■ Exercise directions
Locate every line that holds the string "value" and copy it.

■ Source records

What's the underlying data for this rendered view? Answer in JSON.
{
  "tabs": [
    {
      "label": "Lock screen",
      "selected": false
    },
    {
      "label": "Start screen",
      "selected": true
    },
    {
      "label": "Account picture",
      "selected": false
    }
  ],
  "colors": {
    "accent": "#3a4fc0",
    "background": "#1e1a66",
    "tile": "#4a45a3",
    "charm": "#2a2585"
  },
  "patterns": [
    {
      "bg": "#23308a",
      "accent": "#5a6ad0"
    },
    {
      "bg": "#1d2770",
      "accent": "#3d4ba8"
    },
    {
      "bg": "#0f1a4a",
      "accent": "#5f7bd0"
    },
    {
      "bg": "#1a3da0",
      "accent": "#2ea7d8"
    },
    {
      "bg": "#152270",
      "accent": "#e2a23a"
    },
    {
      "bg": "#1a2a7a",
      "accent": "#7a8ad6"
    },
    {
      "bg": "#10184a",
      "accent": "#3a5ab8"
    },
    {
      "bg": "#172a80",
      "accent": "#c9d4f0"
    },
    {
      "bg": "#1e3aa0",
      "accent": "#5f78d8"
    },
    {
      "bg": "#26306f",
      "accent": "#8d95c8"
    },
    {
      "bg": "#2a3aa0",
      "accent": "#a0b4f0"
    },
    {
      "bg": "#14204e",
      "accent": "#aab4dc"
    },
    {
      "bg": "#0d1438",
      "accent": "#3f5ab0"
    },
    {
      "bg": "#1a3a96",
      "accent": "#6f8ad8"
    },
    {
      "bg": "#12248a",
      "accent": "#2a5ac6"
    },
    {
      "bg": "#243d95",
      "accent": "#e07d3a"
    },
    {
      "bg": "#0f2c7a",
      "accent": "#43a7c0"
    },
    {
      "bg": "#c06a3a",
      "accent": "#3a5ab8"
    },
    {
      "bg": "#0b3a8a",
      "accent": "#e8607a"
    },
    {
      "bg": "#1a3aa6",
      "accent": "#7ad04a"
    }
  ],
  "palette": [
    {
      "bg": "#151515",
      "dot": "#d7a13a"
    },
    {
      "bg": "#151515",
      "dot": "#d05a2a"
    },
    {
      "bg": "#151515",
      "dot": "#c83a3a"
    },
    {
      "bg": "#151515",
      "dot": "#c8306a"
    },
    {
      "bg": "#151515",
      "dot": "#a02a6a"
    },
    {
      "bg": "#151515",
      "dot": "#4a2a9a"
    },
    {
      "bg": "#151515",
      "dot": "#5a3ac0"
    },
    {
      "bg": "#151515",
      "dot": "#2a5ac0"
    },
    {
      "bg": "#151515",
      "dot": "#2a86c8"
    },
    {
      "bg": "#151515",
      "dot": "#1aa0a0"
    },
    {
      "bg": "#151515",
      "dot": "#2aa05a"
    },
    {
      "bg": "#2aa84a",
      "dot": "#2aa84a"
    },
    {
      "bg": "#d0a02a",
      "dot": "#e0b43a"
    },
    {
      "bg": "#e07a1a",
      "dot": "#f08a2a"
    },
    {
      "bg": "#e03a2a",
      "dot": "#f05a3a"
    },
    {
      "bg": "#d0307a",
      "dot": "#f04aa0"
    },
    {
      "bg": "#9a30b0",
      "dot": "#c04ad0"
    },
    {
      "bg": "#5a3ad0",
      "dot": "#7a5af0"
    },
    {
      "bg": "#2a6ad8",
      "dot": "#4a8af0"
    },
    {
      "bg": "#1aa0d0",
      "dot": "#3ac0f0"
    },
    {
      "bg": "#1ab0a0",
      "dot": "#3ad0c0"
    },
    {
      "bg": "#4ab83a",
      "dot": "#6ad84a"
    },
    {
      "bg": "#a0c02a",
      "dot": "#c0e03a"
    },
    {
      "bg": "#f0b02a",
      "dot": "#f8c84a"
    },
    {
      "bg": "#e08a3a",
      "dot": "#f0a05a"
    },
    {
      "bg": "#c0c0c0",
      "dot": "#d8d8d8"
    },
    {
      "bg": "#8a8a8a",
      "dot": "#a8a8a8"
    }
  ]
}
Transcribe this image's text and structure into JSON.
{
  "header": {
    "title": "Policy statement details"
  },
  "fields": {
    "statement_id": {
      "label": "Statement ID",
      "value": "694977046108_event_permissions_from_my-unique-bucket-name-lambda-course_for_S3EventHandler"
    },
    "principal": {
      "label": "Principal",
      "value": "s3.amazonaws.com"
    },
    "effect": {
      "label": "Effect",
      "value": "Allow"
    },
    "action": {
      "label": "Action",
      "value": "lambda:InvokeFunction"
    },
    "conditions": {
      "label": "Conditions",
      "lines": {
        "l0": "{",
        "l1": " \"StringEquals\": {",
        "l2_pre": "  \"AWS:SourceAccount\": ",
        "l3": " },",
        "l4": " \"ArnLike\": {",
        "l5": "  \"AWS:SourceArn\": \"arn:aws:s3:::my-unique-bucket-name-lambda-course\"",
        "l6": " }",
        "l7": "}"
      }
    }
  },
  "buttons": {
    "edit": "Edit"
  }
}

■ Expected output
      "value": "694977046108_event_permissions_from_my-unique-bucket-name-lambda-course_for_S3EventHandler"
      "value": "s3.amazonaws.com"
      "value": "Allow"
      "value": "lambda:InvokeFunction"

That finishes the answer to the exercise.